**YOUR OBJECTIVE:**
Filter the entries and keep only the lines where the string "Daily" appears.

**RECORDS SHOWN:**

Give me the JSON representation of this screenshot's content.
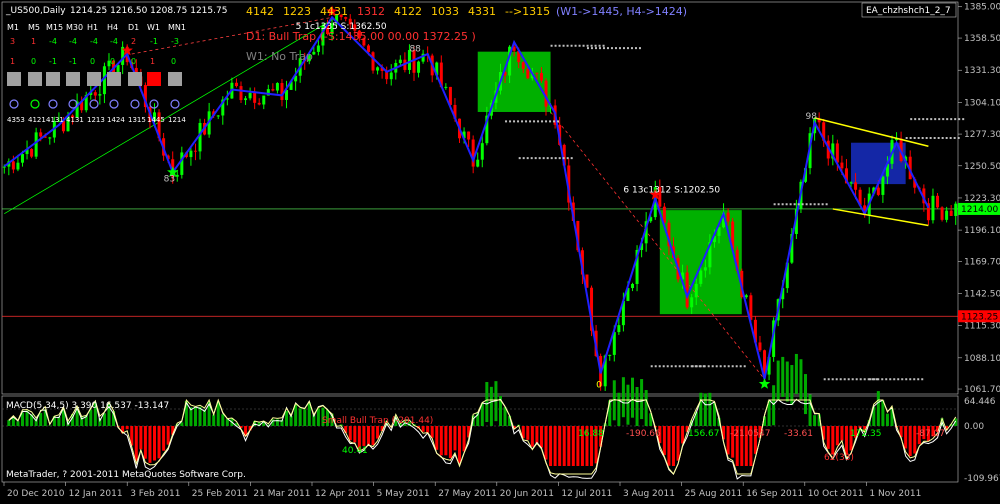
{
  "window": {
    "symbol_title": "_US500,Daily",
    "ohlc": "1214.25 1216.50 1208.75 1215.75",
    "ea_name": "EA_chzhshch1_2_7",
    "copyright": "MetaTrader, ? 2001-2011 MetaQuotes Software Corp."
  },
  "colors": {
    "background": "#000000",
    "bull": "#00ff00",
    "bear": "#ff0000",
    "zigzag": "#2020ff",
    "box": "#00b000",
    "trend": "#00ff00",
    "channel": "#ffff00",
    "macd_hist_pos": "#00aa00",
    "macd_hist_neg": "#ff0000",
    "macd_line": "#ffff99",
    "signal_line": "#ffffff"
  },
  "header_numbers": {
    "values": [
      "4142",
      "1223",
      "4431",
      "1312",
      "4122",
      "1033",
      "4331",
      "-->1315"
    ],
    "highlight_index": 3,
    "projection": "(W1->1445,   H4->1424)"
  },
  "signals": {
    "d1": "D1: Bull Trap (-S:1435.00  00.00 1372.25 )",
    "w1": "W1: No Trap"
  },
  "timeframe_panel": {
    "labels": [
      "M1",
      "M5",
      "M15",
      "M30",
      "H1",
      "H4",
      "D1",
      "W1",
      "MN1"
    ],
    "row1": [
      "3",
      "1",
      "-4",
      "-4",
      "-4",
      "-4",
      "2",
      "-1",
      "-3"
    ],
    "row2": [
      "1",
      "0",
      "-1",
      "-1",
      "0",
      "0",
      "0",
      "1",
      "0"
    ],
    "levels": [
      "4353",
      "4121",
      "4131",
      "4131",
      "1213",
      "1424",
      "1315",
      "1445",
      "1214"
    ]
  },
  "annotations": {
    "low1": "83",
    "top1": "5  1c1335   S:1362.50",
    "top2": "88",
    "mid": "6  13c1312   S:1202.50",
    "right_top": "98",
    "bottom_mark": "0"
  },
  "macd": {
    "label": "MACD(5,34,5) 3.390 16.537 -13.147",
    "small_label": "Small Bull Trap (-201.44)",
    "values": [
      "40.41",
      "16.88",
      "-190.66",
      "156.67",
      "-21.0547",
      "-33.61",
      "172.35",
      "-87.07"
    ],
    "extra": "62(33)",
    "axis_max": "64.446",
    "axis_zero": "0.00",
    "axis_min": "-109.967"
  },
  "chart_data": {
    "type": "candlestick",
    "title": "_US500,Daily",
    "y_ticks": [
      1385.0,
      1358.5,
      1331.3,
      1304.1,
      1277.3,
      1250.5,
      1223.3,
      1196.1,
      1169.7,
      1142.5,
      1115.3,
      1088.1,
      1061.7
    ],
    "ylim": [
      1057.5,
      1389
    ],
    "x_ticks": [
      "20 Dec 2010",
      "12 Jan 2011",
      "3 Feb 2011",
      "25 Feb 2011",
      "21 Mar 2011",
      "12 Apr 2011",
      "5 May 2011",
      "27 May 2011",
      "20 Jun 2011",
      "12 Jul 2011",
      "3 Aug 2011",
      "25 Aug 2011",
      "16 Sep 2011",
      "10 Oct 2011",
      "1 Nov 2011"
    ],
    "current_price": 1214.0,
    "horizontal_levels": [
      1214.0,
      1123.25
    ],
    "zigzag": [
      [
        0,
        1250
      ],
      [
        12,
        1285
      ],
      [
        27,
        1345
      ],
      [
        37,
        1245
      ],
      [
        50,
        1315
      ],
      [
        61,
        1310
      ],
      [
        72,
        1376
      ],
      [
        84,
        1330
      ],
      [
        93,
        1345
      ],
      [
        103,
        1255
      ],
      [
        112,
        1355
      ],
      [
        121,
        1295
      ],
      [
        131,
        1075
      ],
      [
        143,
        1223
      ],
      [
        150,
        1140
      ],
      [
        158,
        1210
      ],
      [
        167,
        1070
      ],
      [
        178,
        1287
      ],
      [
        189,
        1210
      ],
      [
        196,
        1270
      ],
      [
        203,
        1215
      ]
    ],
    "boxes": [
      {
        "x0": 104,
        "x1": 120,
        "y0": 1296,
        "y1": 1347
      },
      {
        "x0": 144,
        "x1": 162,
        "y0": 1125,
        "y1": 1213
      },
      {
        "x0": 186,
        "x1": 198,
        "y0": 1235,
        "y1": 1270
      }
    ],
    "channel": {
      "upper": [
        [
          178,
          1291
        ],
        [
          203,
          1267
        ]
      ],
      "lower": [
        [
          182,
          1214
        ],
        [
          203,
          1200
        ]
      ]
    },
    "trendline": [
      [
        0,
        1210
      ],
      [
        72,
        1374
      ]
    ]
  }
}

**RESULT FOR THIS TASK:**
    "symbol_title": "_US500,Daily",
    "title": "_US500,Daily",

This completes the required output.